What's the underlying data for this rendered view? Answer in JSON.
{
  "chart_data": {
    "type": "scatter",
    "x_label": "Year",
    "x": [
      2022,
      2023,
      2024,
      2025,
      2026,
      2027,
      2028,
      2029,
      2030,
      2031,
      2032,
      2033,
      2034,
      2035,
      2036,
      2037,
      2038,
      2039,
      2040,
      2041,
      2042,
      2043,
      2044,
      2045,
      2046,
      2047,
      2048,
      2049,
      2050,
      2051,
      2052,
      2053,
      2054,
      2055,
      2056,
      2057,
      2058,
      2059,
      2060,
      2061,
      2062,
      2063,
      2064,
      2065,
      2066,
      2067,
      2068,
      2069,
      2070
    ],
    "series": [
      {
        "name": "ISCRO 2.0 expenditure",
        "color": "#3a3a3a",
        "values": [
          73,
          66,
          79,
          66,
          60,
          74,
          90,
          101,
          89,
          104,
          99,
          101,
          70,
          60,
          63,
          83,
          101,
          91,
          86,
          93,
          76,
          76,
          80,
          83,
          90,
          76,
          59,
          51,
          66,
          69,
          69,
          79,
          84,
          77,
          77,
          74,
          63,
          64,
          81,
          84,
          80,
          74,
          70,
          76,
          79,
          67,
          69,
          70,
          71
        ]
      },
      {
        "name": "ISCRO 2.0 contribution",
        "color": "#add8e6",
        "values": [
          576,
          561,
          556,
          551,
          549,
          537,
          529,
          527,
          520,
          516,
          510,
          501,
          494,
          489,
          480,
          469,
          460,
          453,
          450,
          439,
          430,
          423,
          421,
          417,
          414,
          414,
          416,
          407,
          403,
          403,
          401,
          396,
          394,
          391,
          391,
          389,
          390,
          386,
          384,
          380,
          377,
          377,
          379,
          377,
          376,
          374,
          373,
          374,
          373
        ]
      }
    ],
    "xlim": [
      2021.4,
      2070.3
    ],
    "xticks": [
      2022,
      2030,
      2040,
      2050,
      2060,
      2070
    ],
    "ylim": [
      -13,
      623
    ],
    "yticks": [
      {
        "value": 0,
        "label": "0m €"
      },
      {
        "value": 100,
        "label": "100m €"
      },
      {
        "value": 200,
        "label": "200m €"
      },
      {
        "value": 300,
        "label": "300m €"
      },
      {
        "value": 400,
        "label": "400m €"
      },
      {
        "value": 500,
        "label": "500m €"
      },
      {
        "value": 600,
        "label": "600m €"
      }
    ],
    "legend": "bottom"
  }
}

━━━━

Repeat the listing exactly, from its first line to its last.

What's the underlying data for this rendered view? Answer in JSON.
{
  "chart_data": {
    "type": "scatter",
    "x_label": "Year",
    "x": [
      2022,
      2023,
      2024,
      2025,
      2026,
      2027,
      2028,
      2029,
      2030,
      2031,
      2032,
      2033,
      2034,
      2035,
      2036,
      2037,
      2038,
      2039,
      2040,
      2041,
      2042,
      2043,
      2044,
      2045,
      2046,
      2047,
      2048,
      2049,
      2050,
      2051,
      2052,
      2053,
      2054,
      2055,
      2056,
      2057,
      2058,
      2059,
      2060,
      2061,
      2062,
      2063,
      2064,
      2065,
      2066,
      2067,
      2068,
      2069,
      2070
    ],
    "series": [
      {
        "name": "ISCRO 2.0 expenditure",
        "color": "#3a3a3a",
        "values": [
          73,
          66,
          79,
          66,
          60,
          74,
          90,
          101,
          89,
          104,
          99,
          101,
          70,
          60,
          63,
          83,
          101,
          91,
          86,
          93,
          76,
          76,
          80,
          83,
          90,
          76,
          59,
          51,
          66,
          69,
          69,
          79,
          84,
          77,
          77,
          74,
          63,
          64,
          81,
          84,
          80,
          74,
          70,
          76,
          79,
          67,
          69,
          70,
          71
        ]
      },
      {
        "name": "ISCRO 2.0 contribution",
        "color": "#add8e6",
        "values": [
          576,
          561,
          556,
          551,
          549,
          537,
          529,
          527,
          520,
          516,
          510,
          501,
          494,
          489,
          480,
          469,
          460,
          453,
          450,
          439,
          430,
          423,
          421,
          417,
          414,
          414,
          416,
          407,
          403,
          403,
          401,
          396,
          394,
          391,
          391,
          389,
          390,
          386,
          384,
          380,
          377,
          377,
          379,
          377,
          376,
          374,
          373,
          374,
          373
        ]
      }
    ],
    "xlim": [
      2021.4,
      2070.3
    ],
    "xticks": [
      2022,
      2030,
      2040,
      2050,
      2060,
      2070
    ],
    "ylim": [
      -13,
      623
    ],
    "yticks": [
      {
        "value": 0,
        "label": "0m €"
      },
      {
        "value": 100,
        "label": "100m €"
      },
      {
        "value": 200,
        "label": "200m €"
      },
      {
        "value": 300,
        "label": "300m €"
      },
      {
        "value": 400,
        "label": "400m €"
      },
      {
        "value": 500,
        "label": "500m €"
      },
      {
        "value": 600,
        "label": "600m €"
      }
    ],
    "legend": "bottom"
  }
}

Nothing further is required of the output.